EXERCISE MATERIALS:
------------------------------------------------

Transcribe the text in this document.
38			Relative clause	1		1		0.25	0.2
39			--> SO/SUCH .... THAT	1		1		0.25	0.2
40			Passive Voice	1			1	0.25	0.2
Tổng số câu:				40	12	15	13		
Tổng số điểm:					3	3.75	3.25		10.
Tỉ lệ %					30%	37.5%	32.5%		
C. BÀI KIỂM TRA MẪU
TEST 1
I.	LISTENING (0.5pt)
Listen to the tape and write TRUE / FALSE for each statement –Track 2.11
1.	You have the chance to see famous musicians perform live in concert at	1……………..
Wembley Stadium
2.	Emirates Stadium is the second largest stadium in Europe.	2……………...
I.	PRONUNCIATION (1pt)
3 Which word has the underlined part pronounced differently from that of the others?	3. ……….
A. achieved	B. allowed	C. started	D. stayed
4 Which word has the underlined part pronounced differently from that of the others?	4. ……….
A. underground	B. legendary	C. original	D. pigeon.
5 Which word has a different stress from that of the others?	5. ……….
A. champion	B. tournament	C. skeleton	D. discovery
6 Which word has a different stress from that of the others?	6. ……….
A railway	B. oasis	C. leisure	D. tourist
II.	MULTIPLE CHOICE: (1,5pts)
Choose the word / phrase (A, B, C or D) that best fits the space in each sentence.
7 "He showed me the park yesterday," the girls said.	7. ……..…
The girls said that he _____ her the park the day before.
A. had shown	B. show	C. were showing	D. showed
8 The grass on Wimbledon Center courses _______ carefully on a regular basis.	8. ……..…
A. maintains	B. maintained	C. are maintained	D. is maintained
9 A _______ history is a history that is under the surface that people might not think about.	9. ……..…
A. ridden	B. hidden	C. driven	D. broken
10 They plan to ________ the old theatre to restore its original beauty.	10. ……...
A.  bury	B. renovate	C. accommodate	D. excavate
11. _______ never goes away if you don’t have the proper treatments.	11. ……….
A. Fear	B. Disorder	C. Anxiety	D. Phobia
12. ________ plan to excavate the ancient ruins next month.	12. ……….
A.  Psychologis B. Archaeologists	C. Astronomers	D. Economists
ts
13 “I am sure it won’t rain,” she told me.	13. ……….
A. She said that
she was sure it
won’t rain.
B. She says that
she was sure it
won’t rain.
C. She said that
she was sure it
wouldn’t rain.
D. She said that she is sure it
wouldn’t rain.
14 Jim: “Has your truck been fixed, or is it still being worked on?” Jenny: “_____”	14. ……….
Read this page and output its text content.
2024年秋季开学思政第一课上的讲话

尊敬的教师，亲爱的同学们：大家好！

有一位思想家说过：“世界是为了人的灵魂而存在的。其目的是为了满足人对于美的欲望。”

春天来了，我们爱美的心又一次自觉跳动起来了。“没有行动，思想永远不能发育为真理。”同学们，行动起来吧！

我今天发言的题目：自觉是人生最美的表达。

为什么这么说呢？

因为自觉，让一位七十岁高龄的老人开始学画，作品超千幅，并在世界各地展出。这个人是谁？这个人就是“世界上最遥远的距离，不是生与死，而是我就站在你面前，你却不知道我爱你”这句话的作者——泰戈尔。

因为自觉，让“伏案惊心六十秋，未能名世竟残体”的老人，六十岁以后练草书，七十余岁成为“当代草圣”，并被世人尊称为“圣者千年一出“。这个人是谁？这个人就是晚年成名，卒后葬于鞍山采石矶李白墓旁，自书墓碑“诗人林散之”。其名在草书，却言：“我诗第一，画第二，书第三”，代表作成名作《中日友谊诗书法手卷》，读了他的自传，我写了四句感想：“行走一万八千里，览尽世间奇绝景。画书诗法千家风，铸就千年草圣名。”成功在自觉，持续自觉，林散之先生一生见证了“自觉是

------------------------------------------------

EXERCISE BRIEF: Identify each line containing the string "Which" and copy it out.

THE COMPLETED TASK:
3 Which word has the underlined part pronounced differently from that of the others?	3. ……….
4 Which word has the underlined part pronounced differently from that of the others?	4. ……….
5 Which word has a different stress from that of the others?	5. ……….
6 Which word has a different stress from that of the others?	6. ……….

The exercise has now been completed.